WHAT IS REQUIRED
Collect all the lines that mention the word "name".

Stored items:
------------------------------
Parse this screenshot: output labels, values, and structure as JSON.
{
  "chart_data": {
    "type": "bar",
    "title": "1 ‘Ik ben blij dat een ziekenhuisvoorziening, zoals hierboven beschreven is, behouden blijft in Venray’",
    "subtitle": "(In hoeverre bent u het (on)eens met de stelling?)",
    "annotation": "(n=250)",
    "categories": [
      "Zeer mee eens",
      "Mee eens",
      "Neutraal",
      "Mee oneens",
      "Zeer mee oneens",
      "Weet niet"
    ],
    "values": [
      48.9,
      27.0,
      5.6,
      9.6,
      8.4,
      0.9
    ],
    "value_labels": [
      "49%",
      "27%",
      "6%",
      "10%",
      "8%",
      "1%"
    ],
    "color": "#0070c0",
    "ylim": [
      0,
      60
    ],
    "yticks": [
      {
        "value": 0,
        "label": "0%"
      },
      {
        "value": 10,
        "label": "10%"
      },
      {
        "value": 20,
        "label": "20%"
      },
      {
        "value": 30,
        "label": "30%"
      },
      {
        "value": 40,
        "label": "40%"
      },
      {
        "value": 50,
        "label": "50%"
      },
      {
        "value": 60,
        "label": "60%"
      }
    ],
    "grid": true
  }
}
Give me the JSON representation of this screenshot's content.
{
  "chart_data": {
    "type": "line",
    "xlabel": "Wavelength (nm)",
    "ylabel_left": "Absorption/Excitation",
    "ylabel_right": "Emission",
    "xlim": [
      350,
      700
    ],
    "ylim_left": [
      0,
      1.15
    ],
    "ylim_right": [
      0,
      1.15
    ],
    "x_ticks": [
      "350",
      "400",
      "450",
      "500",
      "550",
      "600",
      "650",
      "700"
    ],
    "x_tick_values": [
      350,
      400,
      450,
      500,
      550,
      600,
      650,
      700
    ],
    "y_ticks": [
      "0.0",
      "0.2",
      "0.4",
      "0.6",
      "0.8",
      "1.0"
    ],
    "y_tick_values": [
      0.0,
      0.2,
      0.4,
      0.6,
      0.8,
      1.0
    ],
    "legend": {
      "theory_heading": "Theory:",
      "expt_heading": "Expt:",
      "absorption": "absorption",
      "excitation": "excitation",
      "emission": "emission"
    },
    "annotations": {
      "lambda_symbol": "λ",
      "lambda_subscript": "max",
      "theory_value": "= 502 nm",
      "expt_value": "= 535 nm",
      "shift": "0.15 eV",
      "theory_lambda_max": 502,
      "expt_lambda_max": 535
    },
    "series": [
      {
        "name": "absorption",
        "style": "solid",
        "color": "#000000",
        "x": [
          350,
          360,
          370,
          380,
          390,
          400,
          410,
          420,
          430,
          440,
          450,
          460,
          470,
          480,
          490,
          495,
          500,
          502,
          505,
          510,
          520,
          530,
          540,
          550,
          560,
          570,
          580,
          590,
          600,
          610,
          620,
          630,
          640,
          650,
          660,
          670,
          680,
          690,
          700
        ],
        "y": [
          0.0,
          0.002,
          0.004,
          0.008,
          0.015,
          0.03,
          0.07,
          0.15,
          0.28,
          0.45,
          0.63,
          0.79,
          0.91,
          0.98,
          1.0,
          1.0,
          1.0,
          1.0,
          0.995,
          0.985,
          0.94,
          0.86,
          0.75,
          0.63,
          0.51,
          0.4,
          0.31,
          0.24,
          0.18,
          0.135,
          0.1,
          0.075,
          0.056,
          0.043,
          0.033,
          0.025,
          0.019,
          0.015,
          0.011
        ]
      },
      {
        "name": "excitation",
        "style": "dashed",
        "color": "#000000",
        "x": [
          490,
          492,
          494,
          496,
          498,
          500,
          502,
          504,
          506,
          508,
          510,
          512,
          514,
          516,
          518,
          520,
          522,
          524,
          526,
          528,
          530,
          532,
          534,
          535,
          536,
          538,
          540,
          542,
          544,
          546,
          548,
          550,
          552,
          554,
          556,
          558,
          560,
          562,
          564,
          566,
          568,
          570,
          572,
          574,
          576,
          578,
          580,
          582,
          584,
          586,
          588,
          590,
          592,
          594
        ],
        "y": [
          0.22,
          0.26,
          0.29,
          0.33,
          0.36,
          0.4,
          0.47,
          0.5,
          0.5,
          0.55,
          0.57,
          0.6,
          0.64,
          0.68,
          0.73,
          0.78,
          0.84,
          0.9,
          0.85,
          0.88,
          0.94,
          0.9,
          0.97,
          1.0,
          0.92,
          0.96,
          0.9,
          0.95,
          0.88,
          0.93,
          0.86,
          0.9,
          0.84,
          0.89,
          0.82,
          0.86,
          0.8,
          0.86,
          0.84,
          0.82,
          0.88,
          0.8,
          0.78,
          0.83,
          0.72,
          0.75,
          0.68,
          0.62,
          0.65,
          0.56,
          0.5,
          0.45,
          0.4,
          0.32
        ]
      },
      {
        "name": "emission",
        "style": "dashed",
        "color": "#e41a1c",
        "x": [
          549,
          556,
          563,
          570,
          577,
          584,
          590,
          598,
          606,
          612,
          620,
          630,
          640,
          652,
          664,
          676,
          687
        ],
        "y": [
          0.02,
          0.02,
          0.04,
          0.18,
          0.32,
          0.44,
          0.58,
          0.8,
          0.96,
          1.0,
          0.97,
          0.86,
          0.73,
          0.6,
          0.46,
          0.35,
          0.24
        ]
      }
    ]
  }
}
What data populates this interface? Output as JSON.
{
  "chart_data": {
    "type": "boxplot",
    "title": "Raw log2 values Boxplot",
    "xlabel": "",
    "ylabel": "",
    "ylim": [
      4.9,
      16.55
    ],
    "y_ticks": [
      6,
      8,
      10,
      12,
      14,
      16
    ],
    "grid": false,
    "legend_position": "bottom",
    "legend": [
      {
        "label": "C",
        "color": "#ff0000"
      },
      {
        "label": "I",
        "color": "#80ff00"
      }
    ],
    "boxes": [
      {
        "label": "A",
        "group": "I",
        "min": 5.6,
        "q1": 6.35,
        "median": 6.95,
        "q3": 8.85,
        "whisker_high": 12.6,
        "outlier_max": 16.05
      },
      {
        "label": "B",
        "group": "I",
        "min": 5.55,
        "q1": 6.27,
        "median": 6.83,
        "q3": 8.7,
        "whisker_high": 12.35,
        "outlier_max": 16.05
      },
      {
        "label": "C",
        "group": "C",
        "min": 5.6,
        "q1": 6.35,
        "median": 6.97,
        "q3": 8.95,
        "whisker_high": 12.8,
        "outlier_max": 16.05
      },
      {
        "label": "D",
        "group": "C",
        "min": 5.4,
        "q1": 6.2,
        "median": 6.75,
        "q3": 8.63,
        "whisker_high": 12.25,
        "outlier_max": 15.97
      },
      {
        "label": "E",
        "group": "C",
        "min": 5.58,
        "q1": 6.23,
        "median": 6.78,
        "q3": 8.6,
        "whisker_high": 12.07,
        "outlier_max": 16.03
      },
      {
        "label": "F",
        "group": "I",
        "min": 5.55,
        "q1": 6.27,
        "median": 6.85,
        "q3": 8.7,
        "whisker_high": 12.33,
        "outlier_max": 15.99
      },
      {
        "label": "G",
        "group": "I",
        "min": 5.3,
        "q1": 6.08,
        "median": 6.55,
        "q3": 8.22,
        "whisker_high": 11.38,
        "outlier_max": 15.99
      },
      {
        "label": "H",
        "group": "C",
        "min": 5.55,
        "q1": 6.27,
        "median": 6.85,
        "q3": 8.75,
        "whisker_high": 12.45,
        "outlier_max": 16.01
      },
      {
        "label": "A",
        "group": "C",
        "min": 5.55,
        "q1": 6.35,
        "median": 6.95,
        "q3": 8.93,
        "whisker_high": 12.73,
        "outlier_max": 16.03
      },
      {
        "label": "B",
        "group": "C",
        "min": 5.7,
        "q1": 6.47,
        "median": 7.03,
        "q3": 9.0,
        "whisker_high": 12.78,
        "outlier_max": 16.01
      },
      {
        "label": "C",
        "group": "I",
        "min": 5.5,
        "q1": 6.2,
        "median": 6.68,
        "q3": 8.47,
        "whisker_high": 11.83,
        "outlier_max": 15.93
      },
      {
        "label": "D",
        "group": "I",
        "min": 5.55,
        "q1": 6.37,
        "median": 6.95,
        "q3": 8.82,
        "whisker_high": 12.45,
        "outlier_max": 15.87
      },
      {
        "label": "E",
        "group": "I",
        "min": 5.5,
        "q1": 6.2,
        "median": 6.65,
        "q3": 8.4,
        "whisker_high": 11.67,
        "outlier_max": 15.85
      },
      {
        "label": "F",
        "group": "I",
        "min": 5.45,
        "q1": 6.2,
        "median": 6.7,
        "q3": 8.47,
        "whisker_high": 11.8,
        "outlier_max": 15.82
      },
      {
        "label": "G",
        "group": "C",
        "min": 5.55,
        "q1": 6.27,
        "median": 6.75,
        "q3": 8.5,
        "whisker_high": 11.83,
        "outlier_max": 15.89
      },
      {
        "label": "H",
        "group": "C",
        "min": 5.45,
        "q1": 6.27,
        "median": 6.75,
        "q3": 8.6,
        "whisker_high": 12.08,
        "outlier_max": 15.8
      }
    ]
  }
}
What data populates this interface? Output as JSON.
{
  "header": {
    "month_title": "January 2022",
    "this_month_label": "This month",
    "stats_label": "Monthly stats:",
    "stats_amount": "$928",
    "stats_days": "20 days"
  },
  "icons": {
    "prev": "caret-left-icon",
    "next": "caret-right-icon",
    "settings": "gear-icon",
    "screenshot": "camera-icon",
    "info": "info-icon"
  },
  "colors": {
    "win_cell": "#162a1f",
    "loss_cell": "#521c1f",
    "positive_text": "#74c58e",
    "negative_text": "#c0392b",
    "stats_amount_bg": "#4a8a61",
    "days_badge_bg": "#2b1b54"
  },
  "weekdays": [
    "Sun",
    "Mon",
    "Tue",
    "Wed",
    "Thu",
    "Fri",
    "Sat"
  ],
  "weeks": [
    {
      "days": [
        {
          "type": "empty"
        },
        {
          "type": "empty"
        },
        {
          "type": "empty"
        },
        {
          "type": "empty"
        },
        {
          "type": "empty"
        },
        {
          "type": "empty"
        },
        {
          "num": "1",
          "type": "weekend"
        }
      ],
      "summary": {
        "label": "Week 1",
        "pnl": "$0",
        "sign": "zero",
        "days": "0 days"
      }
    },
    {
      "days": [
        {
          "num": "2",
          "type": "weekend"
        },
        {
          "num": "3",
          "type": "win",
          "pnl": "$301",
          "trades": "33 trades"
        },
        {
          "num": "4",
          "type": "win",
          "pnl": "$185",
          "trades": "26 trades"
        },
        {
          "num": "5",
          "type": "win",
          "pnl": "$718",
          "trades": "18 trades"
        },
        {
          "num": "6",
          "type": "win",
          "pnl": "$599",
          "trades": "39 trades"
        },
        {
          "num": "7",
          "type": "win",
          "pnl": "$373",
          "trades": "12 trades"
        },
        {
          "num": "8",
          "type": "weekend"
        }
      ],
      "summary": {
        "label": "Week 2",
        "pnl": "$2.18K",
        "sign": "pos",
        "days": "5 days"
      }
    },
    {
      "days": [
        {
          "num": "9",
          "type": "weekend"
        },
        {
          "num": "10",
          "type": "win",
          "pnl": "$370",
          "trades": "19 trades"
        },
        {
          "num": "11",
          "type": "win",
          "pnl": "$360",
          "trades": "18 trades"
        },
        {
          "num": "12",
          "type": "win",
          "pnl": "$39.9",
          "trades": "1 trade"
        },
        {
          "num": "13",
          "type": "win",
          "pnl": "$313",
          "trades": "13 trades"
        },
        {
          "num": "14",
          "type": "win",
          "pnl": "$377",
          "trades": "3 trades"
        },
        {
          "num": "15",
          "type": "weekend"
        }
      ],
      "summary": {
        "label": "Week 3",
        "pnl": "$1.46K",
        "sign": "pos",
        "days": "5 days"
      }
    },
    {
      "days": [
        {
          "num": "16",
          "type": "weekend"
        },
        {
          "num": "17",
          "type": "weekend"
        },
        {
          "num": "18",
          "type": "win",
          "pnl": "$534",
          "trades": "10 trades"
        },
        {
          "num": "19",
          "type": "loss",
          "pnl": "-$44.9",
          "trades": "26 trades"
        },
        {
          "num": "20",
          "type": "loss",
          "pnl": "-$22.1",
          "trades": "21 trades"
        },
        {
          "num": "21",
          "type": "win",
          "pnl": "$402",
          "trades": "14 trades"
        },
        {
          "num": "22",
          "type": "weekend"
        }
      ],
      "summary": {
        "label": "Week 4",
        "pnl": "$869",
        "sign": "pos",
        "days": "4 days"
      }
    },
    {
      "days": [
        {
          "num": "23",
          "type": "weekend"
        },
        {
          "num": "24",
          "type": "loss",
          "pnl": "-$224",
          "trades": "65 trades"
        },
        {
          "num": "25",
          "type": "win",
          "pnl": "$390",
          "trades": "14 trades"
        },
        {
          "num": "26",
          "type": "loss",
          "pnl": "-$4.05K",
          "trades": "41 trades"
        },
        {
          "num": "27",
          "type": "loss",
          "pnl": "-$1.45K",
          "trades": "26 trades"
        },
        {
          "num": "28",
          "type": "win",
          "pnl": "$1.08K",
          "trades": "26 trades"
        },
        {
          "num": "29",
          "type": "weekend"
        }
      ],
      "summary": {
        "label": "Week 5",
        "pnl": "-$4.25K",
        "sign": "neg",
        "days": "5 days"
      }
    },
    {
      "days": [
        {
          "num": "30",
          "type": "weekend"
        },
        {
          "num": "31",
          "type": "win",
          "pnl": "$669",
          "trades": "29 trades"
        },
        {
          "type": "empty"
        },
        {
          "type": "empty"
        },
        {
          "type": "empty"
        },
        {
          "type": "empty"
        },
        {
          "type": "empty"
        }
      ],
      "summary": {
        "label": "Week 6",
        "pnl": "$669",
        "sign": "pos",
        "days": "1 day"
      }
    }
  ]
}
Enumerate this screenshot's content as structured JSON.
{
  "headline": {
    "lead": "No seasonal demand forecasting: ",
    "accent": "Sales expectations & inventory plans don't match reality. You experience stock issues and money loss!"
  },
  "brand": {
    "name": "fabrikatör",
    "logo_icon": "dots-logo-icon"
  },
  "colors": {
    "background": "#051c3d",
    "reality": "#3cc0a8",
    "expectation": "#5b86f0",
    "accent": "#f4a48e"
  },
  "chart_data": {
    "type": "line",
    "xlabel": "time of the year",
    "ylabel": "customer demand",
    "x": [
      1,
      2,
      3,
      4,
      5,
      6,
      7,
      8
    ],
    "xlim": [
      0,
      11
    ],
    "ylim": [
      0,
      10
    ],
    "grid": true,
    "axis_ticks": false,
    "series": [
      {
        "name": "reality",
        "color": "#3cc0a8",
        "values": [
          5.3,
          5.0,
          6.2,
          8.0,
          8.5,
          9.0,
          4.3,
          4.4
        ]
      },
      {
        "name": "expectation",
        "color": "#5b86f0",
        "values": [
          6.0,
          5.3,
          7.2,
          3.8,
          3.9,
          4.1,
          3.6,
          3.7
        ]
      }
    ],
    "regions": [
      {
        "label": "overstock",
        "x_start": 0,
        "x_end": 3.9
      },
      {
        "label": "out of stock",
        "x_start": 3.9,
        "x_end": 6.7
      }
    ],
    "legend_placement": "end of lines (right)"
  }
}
------------------------------
REPLY
        "name": "absorption",
        "name": "excitation",
        "name": "emission",
    "name": "fabrikatör",
        "name": "reality",
        "name": "expectation",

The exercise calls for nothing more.